▶ _TASK STATEMENT_
Where a line contains the word "библиографических", copy that line in full.

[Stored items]

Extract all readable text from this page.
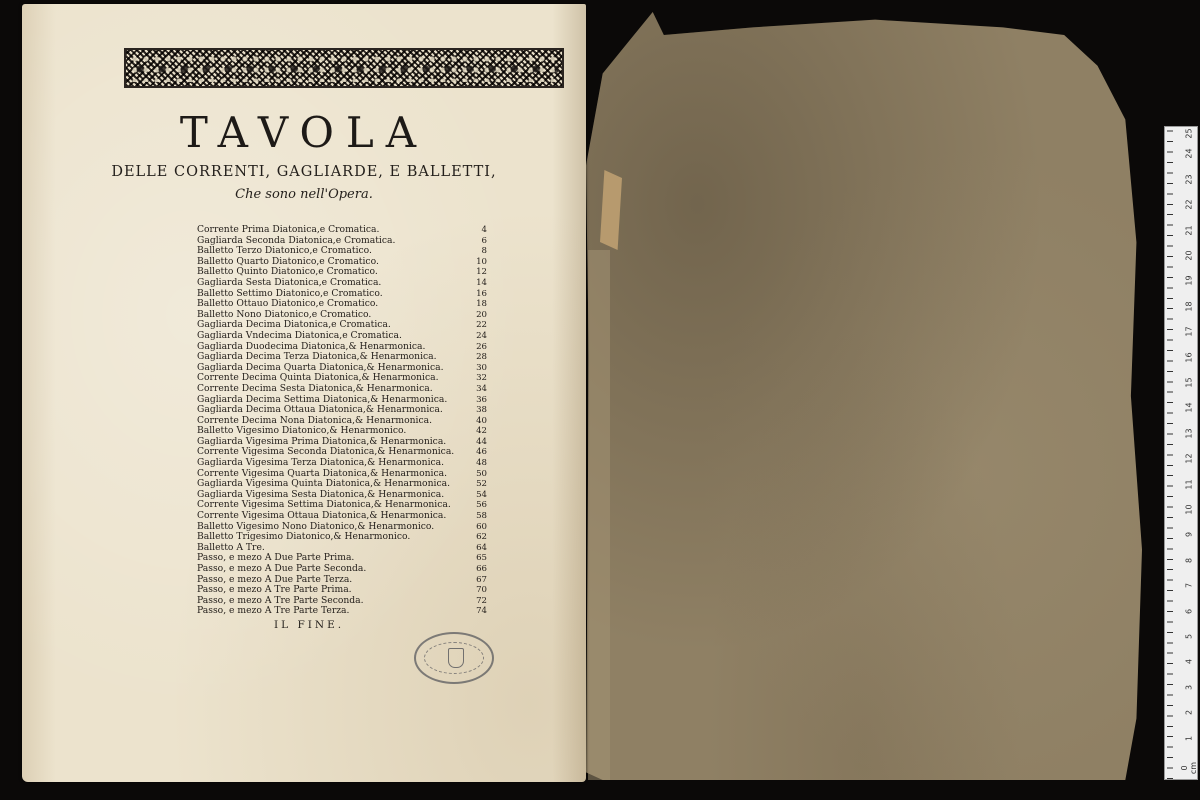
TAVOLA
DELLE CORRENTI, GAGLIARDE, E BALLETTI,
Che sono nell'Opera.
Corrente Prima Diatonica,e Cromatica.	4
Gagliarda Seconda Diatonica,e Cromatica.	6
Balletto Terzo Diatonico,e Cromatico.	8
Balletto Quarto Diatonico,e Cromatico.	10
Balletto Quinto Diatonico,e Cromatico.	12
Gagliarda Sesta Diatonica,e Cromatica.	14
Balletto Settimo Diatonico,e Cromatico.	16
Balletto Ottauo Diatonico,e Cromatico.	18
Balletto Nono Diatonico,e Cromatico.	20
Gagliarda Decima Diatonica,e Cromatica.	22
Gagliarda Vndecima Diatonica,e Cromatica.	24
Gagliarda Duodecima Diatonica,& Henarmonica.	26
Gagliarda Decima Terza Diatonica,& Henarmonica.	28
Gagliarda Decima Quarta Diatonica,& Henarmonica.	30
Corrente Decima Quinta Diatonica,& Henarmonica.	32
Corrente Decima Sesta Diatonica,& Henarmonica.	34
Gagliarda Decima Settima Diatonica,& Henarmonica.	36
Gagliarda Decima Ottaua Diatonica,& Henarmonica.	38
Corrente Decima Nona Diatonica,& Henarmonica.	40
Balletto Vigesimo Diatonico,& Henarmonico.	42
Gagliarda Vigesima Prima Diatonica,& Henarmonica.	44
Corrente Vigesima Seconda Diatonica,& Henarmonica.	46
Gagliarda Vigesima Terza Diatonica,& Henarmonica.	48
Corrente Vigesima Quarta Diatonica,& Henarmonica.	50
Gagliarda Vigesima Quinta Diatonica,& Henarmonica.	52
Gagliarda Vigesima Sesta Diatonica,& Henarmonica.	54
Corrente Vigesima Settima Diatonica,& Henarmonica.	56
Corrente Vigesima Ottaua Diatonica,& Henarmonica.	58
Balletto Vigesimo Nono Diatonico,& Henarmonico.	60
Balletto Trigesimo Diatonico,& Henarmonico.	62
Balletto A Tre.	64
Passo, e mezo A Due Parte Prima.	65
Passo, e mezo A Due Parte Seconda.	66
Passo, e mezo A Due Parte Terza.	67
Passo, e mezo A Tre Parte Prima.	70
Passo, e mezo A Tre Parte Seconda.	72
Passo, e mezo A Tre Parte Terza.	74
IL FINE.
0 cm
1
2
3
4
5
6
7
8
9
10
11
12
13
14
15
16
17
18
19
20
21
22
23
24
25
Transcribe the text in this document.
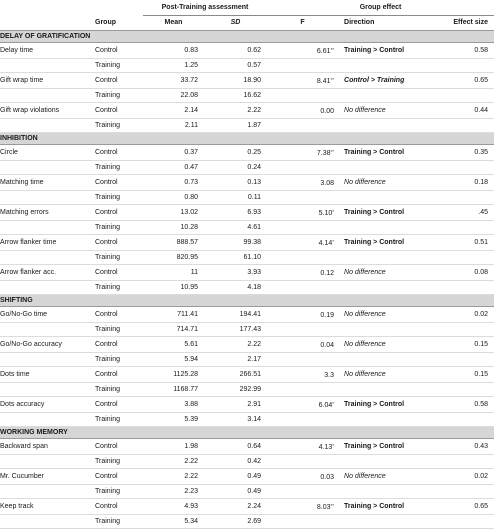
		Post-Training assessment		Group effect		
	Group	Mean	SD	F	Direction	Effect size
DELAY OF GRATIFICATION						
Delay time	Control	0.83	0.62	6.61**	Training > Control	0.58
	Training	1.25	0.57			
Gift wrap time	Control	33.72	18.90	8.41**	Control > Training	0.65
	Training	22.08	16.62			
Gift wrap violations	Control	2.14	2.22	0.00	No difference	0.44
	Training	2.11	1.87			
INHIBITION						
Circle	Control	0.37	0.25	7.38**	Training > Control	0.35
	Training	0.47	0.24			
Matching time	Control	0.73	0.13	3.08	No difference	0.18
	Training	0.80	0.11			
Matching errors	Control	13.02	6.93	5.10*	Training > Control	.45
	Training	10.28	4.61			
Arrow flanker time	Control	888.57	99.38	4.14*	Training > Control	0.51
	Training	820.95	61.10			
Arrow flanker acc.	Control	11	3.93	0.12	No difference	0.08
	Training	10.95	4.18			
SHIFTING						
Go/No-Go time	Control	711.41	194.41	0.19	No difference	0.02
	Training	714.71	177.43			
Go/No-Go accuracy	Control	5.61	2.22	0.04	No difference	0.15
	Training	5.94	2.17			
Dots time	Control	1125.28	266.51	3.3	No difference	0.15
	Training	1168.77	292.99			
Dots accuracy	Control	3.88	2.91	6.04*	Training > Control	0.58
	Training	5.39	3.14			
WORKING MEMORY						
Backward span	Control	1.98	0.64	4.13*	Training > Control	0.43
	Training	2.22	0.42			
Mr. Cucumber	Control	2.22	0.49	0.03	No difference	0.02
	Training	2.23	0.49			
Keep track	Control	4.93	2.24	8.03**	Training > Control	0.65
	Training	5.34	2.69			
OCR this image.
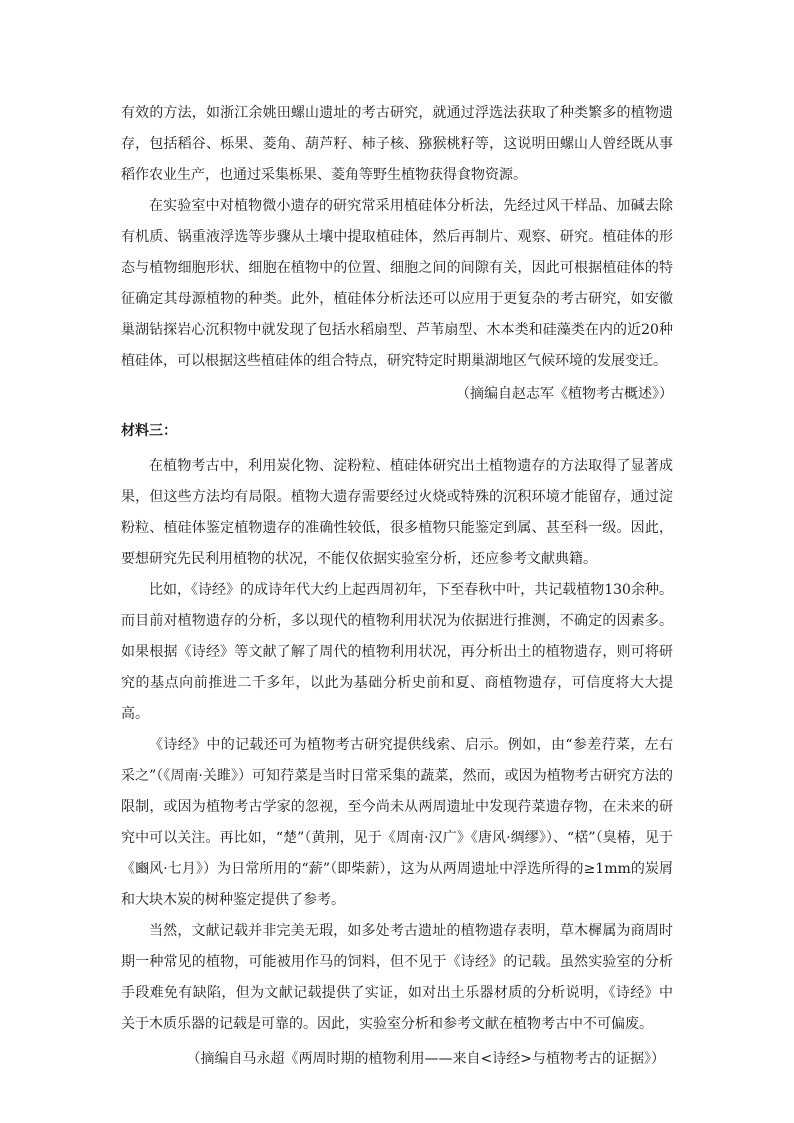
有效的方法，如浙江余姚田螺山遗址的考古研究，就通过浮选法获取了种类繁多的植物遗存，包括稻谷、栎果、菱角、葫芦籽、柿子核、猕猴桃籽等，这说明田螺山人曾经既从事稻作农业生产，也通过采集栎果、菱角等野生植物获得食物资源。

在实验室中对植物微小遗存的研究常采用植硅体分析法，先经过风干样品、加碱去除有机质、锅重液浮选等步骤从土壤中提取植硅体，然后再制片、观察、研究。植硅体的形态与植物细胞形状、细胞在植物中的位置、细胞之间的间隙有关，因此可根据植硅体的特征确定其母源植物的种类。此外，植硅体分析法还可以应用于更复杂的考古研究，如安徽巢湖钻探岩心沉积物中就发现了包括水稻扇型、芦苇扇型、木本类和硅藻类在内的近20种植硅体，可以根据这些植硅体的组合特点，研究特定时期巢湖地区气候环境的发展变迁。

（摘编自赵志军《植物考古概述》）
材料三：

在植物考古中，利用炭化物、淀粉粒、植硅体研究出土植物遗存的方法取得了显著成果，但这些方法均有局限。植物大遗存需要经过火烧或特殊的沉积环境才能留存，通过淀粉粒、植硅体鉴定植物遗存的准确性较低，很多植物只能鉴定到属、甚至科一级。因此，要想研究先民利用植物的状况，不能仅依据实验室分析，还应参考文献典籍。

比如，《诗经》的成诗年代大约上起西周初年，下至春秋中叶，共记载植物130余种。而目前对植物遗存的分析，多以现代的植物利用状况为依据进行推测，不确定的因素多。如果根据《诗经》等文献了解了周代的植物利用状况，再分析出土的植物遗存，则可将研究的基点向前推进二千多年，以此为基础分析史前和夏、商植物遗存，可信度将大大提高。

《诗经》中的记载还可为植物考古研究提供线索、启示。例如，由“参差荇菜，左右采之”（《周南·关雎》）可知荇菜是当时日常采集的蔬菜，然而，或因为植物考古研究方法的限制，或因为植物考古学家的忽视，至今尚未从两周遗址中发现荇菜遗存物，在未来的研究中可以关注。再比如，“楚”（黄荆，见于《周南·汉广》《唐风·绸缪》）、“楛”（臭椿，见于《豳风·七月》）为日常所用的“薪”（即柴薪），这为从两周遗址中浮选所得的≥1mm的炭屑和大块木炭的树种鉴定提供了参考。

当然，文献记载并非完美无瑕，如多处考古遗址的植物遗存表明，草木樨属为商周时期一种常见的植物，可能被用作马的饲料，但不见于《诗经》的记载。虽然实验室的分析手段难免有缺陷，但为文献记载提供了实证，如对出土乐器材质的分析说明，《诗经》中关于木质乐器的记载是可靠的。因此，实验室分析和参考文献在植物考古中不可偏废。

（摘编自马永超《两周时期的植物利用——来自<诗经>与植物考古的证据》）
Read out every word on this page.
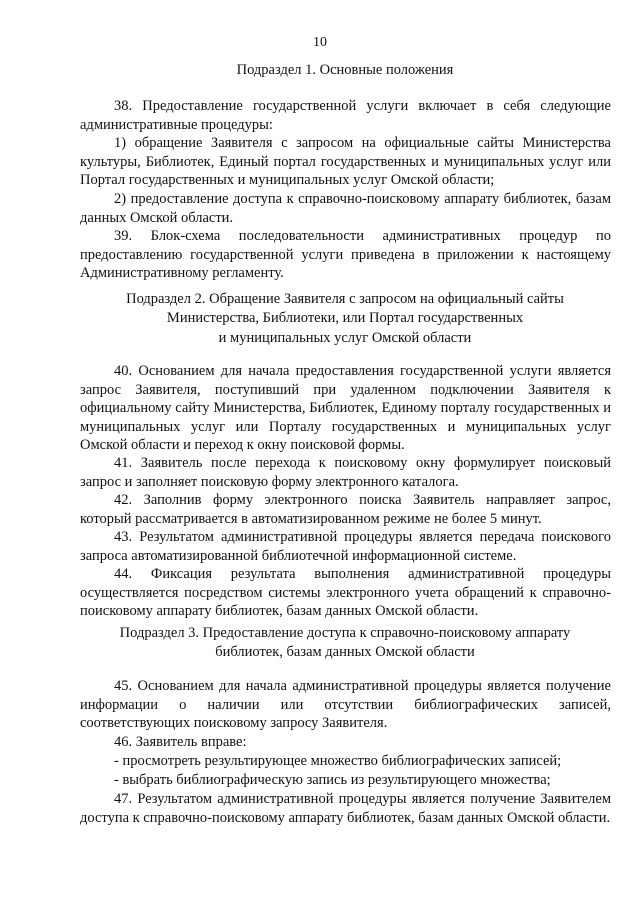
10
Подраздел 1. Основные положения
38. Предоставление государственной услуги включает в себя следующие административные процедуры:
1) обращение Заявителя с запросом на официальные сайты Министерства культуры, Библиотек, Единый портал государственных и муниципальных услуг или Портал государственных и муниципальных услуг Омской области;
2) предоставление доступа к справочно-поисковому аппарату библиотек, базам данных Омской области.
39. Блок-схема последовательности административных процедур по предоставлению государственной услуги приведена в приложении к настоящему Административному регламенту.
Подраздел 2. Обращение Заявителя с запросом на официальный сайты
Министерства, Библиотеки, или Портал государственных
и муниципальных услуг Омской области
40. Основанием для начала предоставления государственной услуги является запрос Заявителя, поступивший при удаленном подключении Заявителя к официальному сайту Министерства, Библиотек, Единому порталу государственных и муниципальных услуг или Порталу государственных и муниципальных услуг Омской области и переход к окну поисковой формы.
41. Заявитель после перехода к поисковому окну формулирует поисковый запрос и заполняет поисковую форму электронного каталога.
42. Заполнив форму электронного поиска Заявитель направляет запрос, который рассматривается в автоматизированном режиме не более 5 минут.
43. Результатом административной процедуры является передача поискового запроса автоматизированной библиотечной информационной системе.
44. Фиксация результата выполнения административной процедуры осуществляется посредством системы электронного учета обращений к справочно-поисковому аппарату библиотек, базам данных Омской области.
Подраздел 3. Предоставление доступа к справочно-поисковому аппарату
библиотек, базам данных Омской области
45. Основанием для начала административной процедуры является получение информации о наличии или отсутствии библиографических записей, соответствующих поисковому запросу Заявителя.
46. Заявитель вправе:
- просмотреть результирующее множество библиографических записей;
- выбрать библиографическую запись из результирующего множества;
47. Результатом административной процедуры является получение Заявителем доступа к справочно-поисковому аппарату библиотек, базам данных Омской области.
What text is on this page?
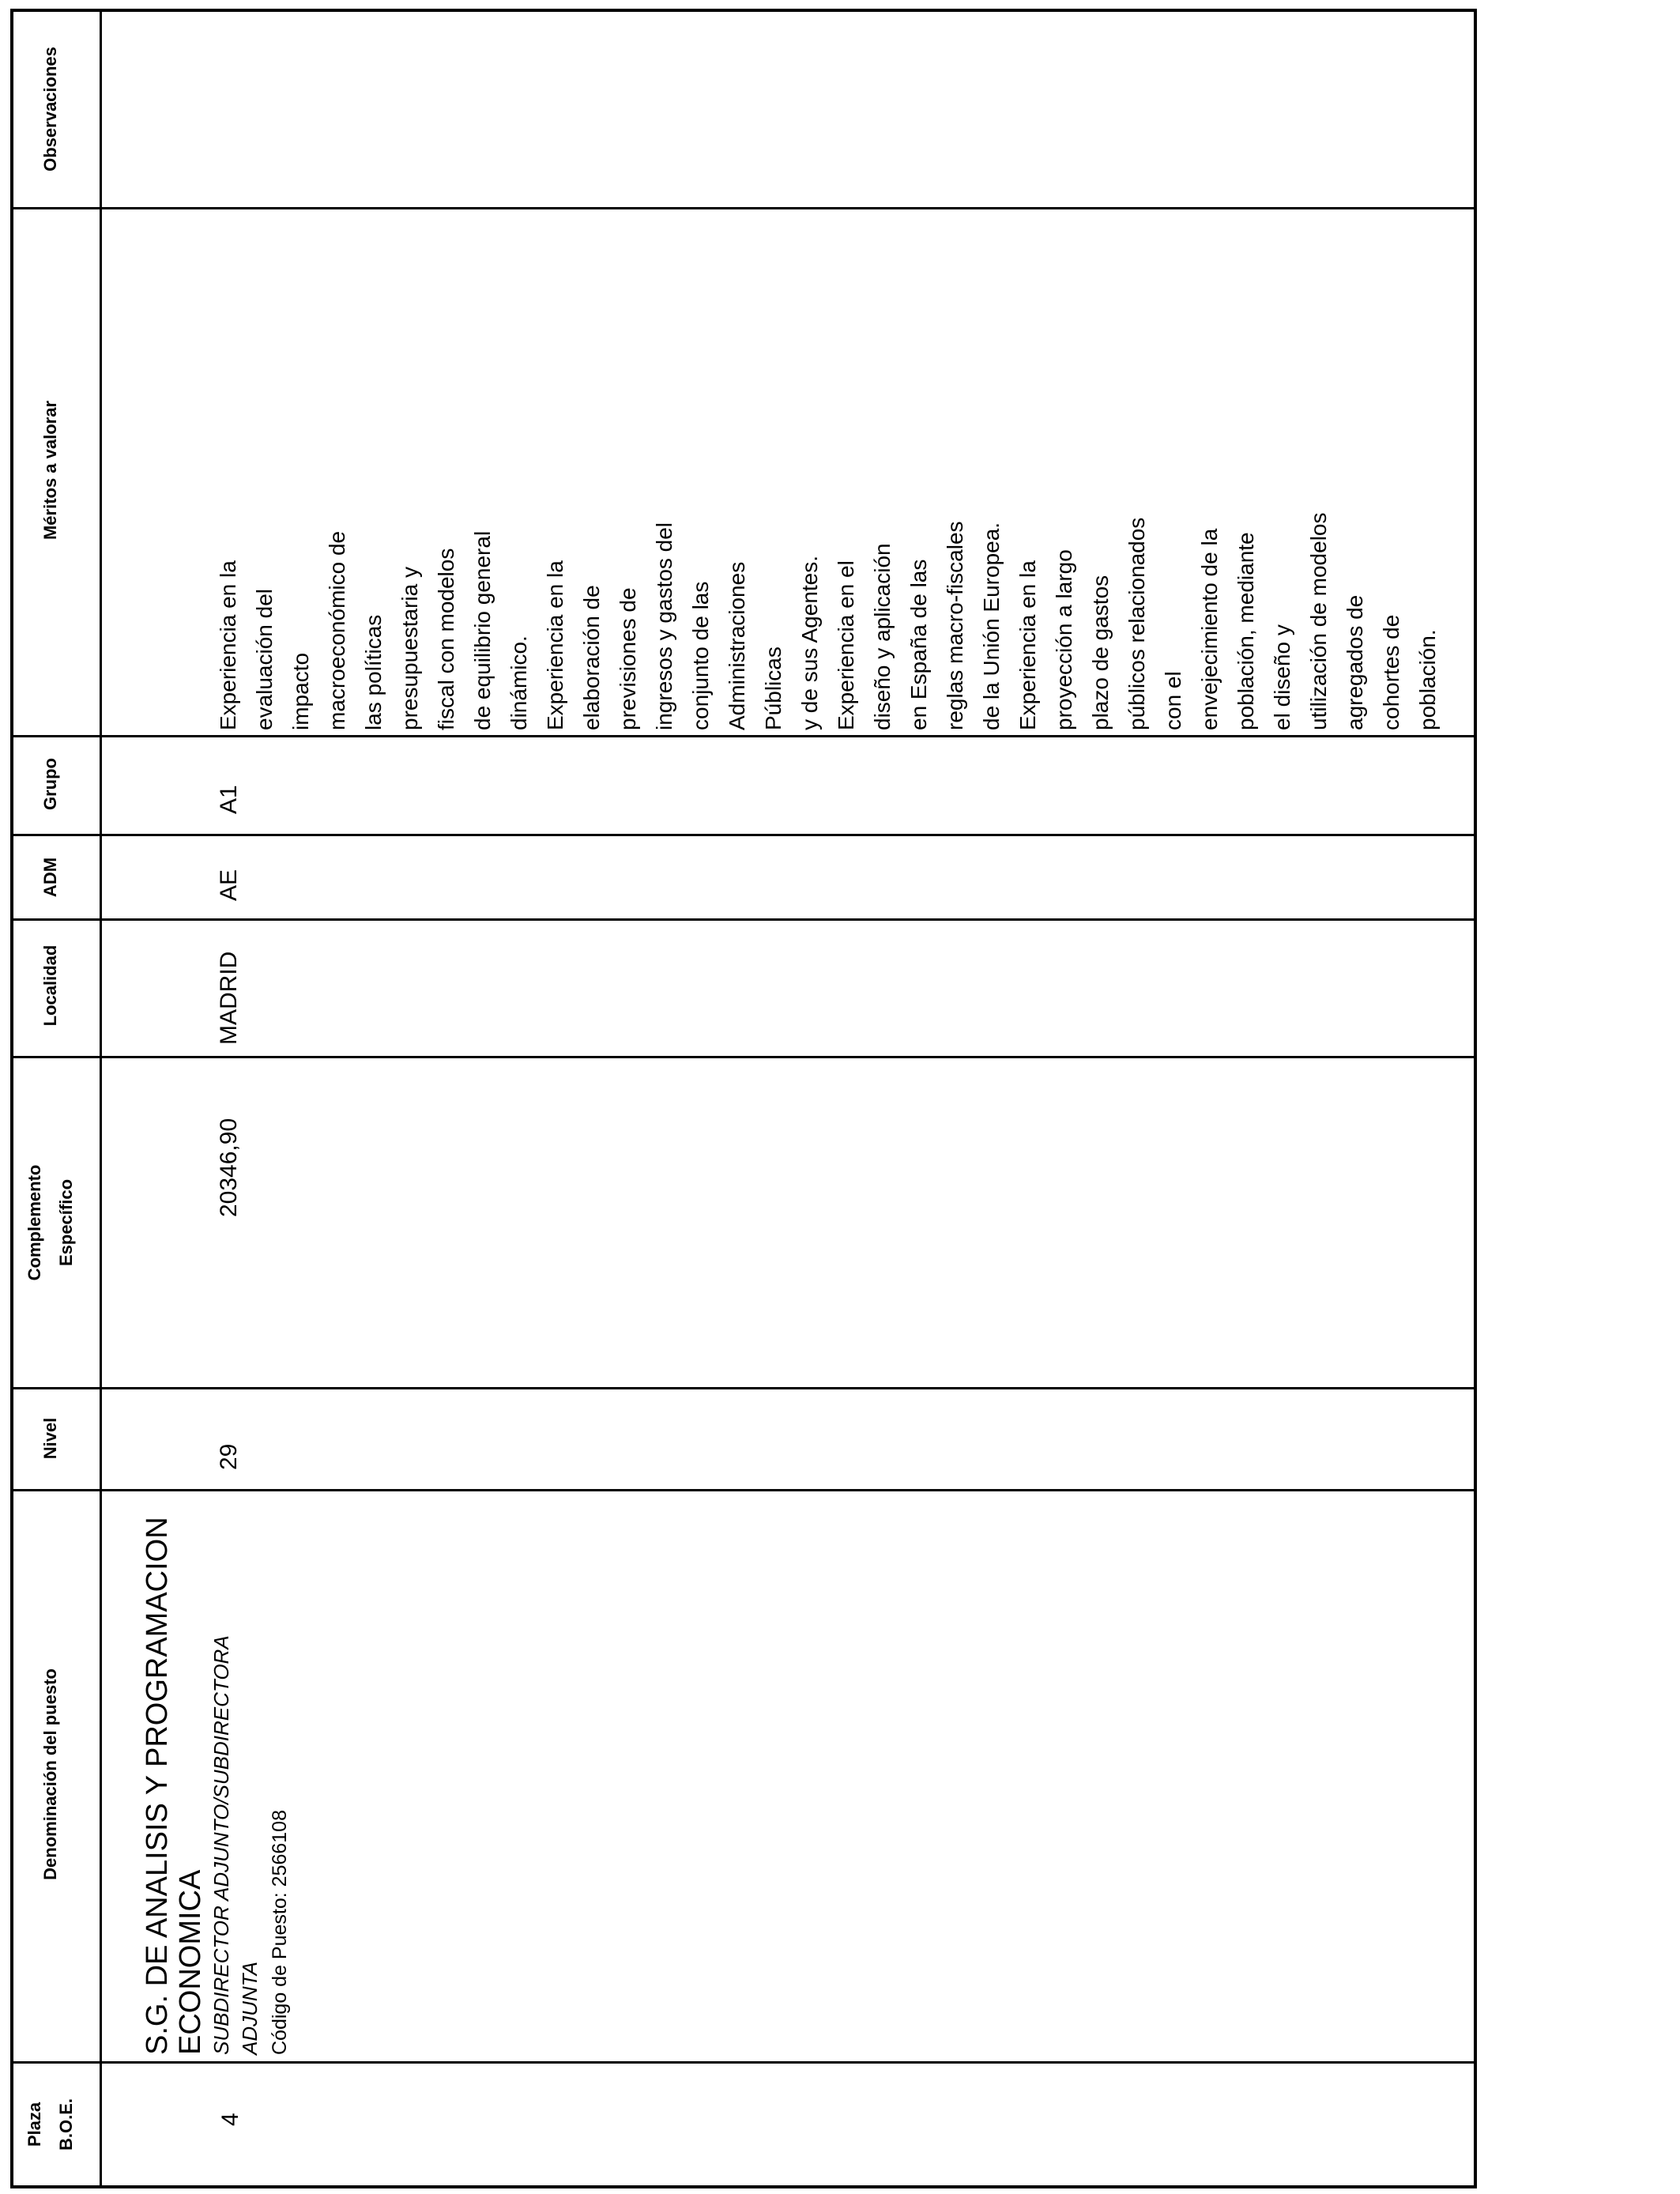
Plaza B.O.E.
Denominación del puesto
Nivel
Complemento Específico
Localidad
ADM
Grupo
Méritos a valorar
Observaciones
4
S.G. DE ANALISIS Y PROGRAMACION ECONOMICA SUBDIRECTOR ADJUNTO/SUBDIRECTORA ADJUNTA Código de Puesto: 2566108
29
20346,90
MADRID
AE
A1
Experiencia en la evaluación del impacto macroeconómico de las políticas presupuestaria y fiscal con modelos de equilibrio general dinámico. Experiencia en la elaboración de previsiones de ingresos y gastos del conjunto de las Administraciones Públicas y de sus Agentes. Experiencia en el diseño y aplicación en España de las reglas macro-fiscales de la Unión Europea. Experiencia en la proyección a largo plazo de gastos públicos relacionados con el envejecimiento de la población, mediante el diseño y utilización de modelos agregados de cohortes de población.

▶ _PROBLEM SOLUTION_
45. Основанием для начала административной процедуры является получение информации о наличии или отсутствии библиографических записей, соответствующих поисковому запросу Заявителя.
- просмотреть результирующее множество библиографических записей;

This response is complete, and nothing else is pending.